(Data entries for graphics)
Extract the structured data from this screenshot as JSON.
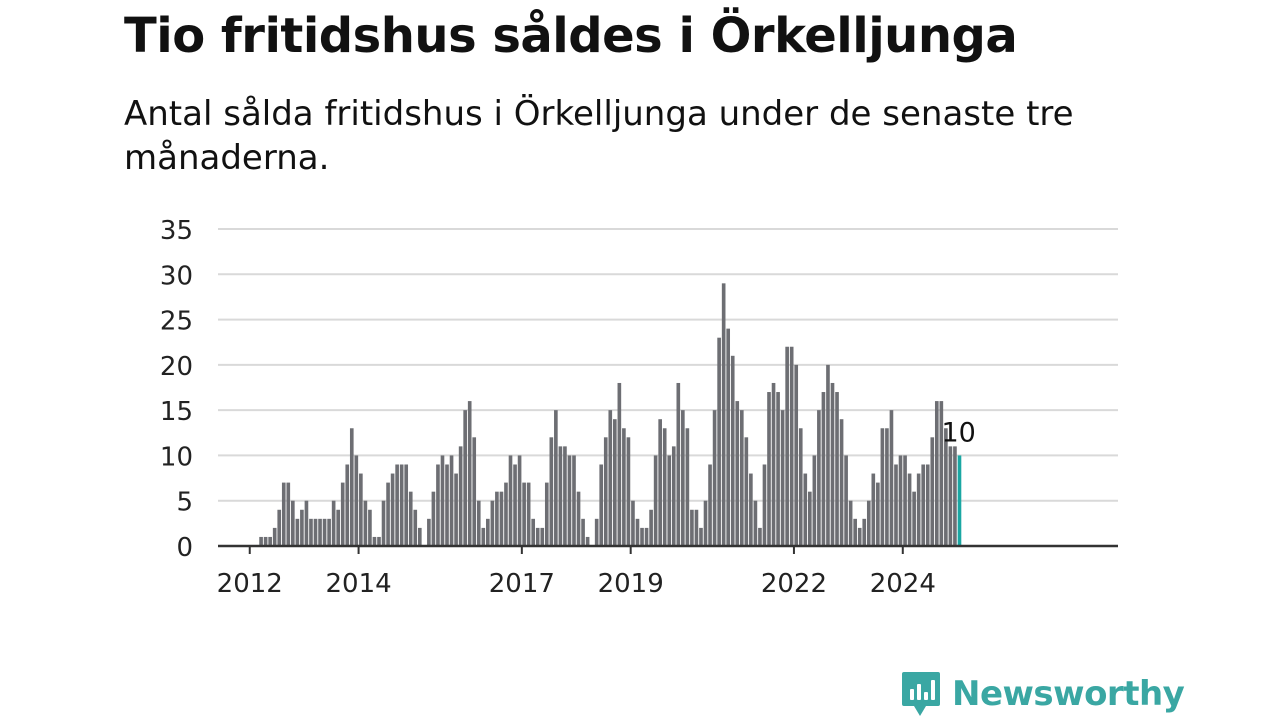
{
  "header": {
    "title": "Tio fritidshus såldes i Örkelljunga",
    "subtitle": "Antal sålda fritidshus i Örkelljunga under de senaste tre månaderna."
  },
  "brand": {
    "name": "Newsworthy",
    "color": "#3aa7a3",
    "icon": "newsworthy-logo-icon"
  },
  "colors": {
    "bar": "#6d6e73",
    "highlight": "#1aa7a3",
    "grid": "#d9d9d9",
    "axis": "#333333"
  },
  "chart_data": {
    "type": "bar",
    "title": "Tio fritidshus såldes i Örkelljunga",
    "subtitle": "Antal sålda fritidshus i Örkelljunga under de senaste tre månaderna.",
    "xlabel": "",
    "ylabel": "",
    "ylim": [
      0,
      35
    ],
    "yticks": [
      0,
      5,
      10,
      15,
      20,
      25,
      30,
      35
    ],
    "grid": true,
    "x_tick_labels": [
      "2012",
      "2014",
      "2017",
      "2019",
      "2022",
      "2024"
    ],
    "first_period": "2011-06",
    "frequency": "monthly",
    "values": [
      0,
      0,
      0,
      0,
      0,
      0,
      0,
      0,
      0,
      1,
      1,
      1,
      2,
      4,
      7,
      7,
      5,
      3,
      4,
      5,
      3,
      3,
      3,
      3,
      3,
      5,
      4,
      7,
      9,
      13,
      10,
      8,
      5,
      4,
      1,
      1,
      5,
      7,
      8,
      9,
      9,
      9,
      6,
      4,
      2,
      0,
      3,
      6,
      9,
      10,
      9,
      10,
      8,
      11,
      15,
      16,
      12,
      5,
      2,
      3,
      5,
      6,
      6,
      7,
      10,
      9,
      10,
      7,
      7,
      3,
      2,
      2,
      7,
      12,
      15,
      11,
      11,
      10,
      10,
      6,
      3,
      1,
      0,
      3,
      9,
      12,
      15,
      14,
      18,
      13,
      12,
      5,
      3,
      2,
      2,
      4,
      10,
      14,
      13,
      10,
      11,
      18,
      15,
      13,
      4,
      4,
      2,
      5,
      9,
      15,
      23,
      29,
      24,
      21,
      16,
      15,
      12,
      8,
      5,
      2,
      9,
      17,
      18,
      17,
      15,
      22,
      22,
      20,
      13,
      8,
      6,
      10,
      15,
      17,
      20,
      18,
      17,
      14,
      10,
      5,
      3,
      2,
      3,
      5,
      8,
      7,
      13,
      13,
      15,
      9,
      10,
      10,
      8,
      6,
      8,
      9,
      9,
      12,
      16,
      16,
      13,
      11,
      11,
      10
    ],
    "last_value_label": "10"
  }
}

Work required:
Quote the data exactly, leaving every image out of the copy.

Task solution:
Extract the structured data from this screenshot as JSON.
{
  "header": {
    "title": "Tio fritidshus såldes i Örkelljunga",
    "subtitle": "Antal sålda fritidshus i Örkelljunga under de senaste tre månaderna."
  },
  "brand": {
    "name": "Newsworthy",
    "color": "#3aa7a3",
    "icon": "newsworthy-logo-icon"
  },
  "colors": {
    "bar": "#6d6e73",
    "highlight": "#1aa7a3",
    "grid": "#d9d9d9",
    "axis": "#333333"
  },
  "chart_data": {
    "type": "bar",
    "title": "Tio fritidshus såldes i Örkelljunga",
    "subtitle": "Antal sålda fritidshus i Örkelljunga under de senaste tre månaderna.",
    "xlabel": "",
    "ylabel": "",
    "ylim": [
      0,
      35
    ],
    "yticks": [
      0,
      5,
      10,
      15,
      20,
      25,
      30,
      35
    ],
    "grid": true,
    "x_tick_labels": [
      "2012",
      "2014",
      "2017",
      "2019",
      "2022",
      "2024"
    ],
    "first_period": "2011-06",
    "frequency": "monthly",
    "values": [
      0,
      0,
      0,
      0,
      0,
      0,
      0,
      0,
      0,
      1,
      1,
      1,
      2,
      4,
      7,
      7,
      5,
      3,
      4,
      5,
      3,
      3,
      3,
      3,
      3,
      5,
      4,
      7,
      9,
      13,
      10,
      8,
      5,
      4,
      1,
      1,
      5,
      7,
      8,
      9,
      9,
      9,
      6,
      4,
      2,
      0,
      3,
      6,
      9,
      10,
      9,
      10,
      8,
      11,
      15,
      16,
      12,
      5,
      2,
      3,
      5,
      6,
      6,
      7,
      10,
      9,
      10,
      7,
      7,
      3,
      2,
      2,
      7,
      12,
      15,
      11,
      11,
      10,
      10,
      6,
      3,
      1,
      0,
      3,
      9,
      12,
      15,
      14,
      18,
      13,
      12,
      5,
      3,
      2,
      2,
      4,
      10,
      14,
      13,
      10,
      11,
      18,
      15,
      13,
      4,
      4,
      2,
      5,
      9,
      15,
      23,
      29,
      24,
      21,
      16,
      15,
      12,
      8,
      5,
      2,
      9,
      17,
      18,
      17,
      15,
      22,
      22,
      20,
      13,
      8,
      6,
      10,
      15,
      17,
      20,
      18,
      17,
      14,
      10,
      5,
      3,
      2,
      3,
      5,
      8,
      7,
      13,
      13,
      15,
      9,
      10,
      10,
      8,
      6,
      8,
      9,
      9,
      12,
      16,
      16,
      13,
      11,
      11,
      10
    ],
    "last_value_label": "10"
  }
}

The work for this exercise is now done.